----- EXCERPTED RECORDS -----

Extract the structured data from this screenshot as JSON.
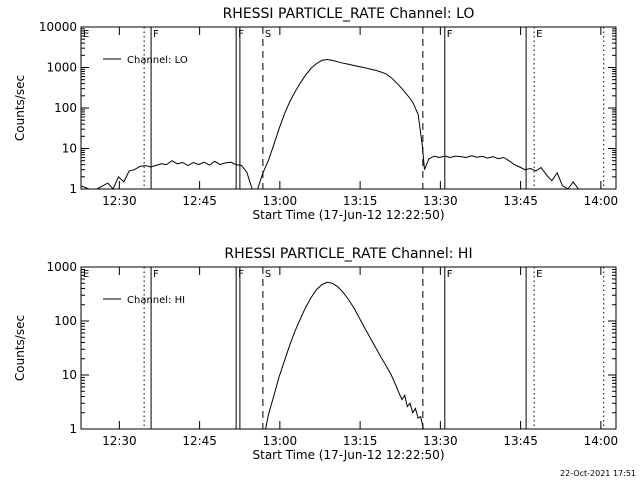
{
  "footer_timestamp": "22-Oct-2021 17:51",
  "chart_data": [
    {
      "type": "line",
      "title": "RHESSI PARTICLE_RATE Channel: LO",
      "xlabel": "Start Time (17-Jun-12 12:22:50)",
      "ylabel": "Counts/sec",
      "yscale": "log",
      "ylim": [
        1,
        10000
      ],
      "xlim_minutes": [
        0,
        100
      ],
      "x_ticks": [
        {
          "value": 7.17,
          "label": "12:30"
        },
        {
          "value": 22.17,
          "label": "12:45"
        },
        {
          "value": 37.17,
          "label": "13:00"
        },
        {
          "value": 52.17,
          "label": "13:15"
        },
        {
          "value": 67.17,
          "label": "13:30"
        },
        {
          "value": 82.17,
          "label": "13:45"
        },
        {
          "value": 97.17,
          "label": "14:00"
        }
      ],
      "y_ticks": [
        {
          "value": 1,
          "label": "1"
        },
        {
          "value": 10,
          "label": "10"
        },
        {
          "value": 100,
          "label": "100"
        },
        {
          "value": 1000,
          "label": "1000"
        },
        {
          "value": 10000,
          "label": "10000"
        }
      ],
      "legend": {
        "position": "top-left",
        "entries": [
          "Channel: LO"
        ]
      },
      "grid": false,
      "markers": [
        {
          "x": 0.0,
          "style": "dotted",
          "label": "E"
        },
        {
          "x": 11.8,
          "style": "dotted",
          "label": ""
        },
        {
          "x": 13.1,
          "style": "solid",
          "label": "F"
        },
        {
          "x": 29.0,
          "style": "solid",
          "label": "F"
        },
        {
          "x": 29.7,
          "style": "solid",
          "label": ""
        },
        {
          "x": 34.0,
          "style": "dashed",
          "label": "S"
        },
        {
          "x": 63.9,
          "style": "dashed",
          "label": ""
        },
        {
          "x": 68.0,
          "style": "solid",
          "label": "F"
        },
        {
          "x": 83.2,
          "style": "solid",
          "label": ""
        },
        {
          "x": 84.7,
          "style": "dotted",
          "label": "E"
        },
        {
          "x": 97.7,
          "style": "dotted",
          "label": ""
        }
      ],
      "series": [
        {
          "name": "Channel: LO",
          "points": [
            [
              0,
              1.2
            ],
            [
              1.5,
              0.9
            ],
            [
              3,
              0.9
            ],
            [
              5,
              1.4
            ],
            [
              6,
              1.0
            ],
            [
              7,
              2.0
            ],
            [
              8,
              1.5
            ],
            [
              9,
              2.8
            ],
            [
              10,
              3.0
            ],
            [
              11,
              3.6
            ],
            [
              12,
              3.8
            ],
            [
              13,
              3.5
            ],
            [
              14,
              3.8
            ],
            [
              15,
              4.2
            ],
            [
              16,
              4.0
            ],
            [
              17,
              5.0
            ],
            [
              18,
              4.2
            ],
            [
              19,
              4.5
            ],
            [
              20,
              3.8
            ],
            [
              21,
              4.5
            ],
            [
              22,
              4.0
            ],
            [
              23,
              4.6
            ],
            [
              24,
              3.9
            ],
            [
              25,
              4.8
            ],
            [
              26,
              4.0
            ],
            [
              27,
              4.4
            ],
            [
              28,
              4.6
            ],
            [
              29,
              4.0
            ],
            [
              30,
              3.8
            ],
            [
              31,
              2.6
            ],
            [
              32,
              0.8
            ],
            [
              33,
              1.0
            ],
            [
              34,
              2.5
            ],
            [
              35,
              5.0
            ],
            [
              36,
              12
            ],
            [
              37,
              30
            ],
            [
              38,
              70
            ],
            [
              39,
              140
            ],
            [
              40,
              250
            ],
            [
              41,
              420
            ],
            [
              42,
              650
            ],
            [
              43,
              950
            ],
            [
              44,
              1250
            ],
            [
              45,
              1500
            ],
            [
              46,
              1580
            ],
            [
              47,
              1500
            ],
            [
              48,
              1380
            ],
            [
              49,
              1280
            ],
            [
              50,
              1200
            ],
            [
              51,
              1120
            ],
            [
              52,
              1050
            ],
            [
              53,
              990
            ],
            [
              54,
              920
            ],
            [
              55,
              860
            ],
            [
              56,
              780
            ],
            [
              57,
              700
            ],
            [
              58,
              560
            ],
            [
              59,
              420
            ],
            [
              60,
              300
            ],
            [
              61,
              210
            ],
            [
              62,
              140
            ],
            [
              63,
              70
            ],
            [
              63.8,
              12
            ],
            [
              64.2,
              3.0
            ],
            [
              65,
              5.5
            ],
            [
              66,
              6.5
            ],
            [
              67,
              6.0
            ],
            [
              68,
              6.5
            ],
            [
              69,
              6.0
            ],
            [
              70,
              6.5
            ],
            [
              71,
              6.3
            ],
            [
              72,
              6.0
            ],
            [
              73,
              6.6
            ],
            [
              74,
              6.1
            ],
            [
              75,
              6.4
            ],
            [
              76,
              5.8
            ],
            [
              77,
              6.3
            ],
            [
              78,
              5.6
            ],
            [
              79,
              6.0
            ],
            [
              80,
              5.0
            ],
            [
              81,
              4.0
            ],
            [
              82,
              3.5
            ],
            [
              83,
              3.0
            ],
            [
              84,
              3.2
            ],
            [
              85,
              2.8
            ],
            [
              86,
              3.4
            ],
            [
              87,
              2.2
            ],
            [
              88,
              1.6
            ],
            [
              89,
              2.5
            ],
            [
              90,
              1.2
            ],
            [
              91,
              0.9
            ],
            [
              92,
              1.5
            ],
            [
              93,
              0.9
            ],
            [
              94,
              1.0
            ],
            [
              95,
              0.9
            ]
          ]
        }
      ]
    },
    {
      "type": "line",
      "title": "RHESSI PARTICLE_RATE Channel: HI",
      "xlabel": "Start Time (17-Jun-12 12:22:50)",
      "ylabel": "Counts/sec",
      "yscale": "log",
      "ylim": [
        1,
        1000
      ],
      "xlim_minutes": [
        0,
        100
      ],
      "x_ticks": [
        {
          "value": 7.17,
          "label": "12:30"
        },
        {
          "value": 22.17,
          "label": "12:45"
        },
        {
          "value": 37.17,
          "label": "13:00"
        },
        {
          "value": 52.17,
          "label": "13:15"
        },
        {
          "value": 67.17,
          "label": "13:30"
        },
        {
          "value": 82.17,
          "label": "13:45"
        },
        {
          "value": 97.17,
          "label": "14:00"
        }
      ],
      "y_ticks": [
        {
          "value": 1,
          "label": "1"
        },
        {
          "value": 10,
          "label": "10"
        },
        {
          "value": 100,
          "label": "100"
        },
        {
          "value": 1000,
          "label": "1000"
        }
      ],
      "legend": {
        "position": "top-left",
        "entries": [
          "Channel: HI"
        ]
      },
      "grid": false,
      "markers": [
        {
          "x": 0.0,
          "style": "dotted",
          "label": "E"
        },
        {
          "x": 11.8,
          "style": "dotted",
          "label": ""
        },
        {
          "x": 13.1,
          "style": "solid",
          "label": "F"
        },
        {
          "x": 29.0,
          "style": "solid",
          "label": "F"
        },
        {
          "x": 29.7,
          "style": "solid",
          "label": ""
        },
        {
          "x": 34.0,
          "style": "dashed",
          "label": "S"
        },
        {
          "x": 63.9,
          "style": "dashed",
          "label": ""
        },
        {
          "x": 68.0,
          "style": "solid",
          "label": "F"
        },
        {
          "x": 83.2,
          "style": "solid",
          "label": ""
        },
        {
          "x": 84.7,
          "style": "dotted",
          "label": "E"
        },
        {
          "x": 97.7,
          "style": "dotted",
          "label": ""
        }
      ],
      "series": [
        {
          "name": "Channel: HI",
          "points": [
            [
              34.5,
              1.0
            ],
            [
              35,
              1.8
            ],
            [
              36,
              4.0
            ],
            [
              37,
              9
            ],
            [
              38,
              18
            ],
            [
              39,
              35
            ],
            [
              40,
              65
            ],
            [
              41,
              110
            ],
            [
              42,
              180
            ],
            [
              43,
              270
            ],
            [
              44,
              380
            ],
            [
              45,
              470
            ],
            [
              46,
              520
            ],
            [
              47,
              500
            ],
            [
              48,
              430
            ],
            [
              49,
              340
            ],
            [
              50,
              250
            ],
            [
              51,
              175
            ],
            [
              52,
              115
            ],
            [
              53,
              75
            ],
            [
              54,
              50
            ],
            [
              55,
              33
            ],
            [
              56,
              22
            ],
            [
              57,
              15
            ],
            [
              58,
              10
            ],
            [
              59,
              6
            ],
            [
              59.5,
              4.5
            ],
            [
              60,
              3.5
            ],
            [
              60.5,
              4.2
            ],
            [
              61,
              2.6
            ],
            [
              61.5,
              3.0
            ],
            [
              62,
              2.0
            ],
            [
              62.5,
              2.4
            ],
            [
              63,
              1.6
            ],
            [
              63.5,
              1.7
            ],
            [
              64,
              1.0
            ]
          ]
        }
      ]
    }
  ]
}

-----

- _PROBLEM TO SOLVE_
Pick out each line in the material containing "Channel".

- _WRITTEN SOLUTION_
      "title": "RHESSI PARTICLE_RATE Channel: LO",
          "Channel: LO"
          "name": "Channel: LO",
      "title": "RHESSI PARTICLE_RATE Channel: HI",
          "Channel: HI"
          "name": "Channel: HI",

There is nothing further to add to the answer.